- Exercise directions
Would you quote the material below in full and unchanged?

- Records supplied
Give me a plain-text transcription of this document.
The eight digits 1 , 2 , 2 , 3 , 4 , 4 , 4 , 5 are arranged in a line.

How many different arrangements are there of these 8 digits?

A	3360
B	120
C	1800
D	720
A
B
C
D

- Solution to this problem
Give me a plain-text transcription of this document.
The eight digits 1 , 2 , 2 , 3 , 4 , 4 , 4 , 5 are arranged in a line.

How many different arrangements are there of these 8 digits?

A	3360
B	120
C	1800
D	720
A
B
C
D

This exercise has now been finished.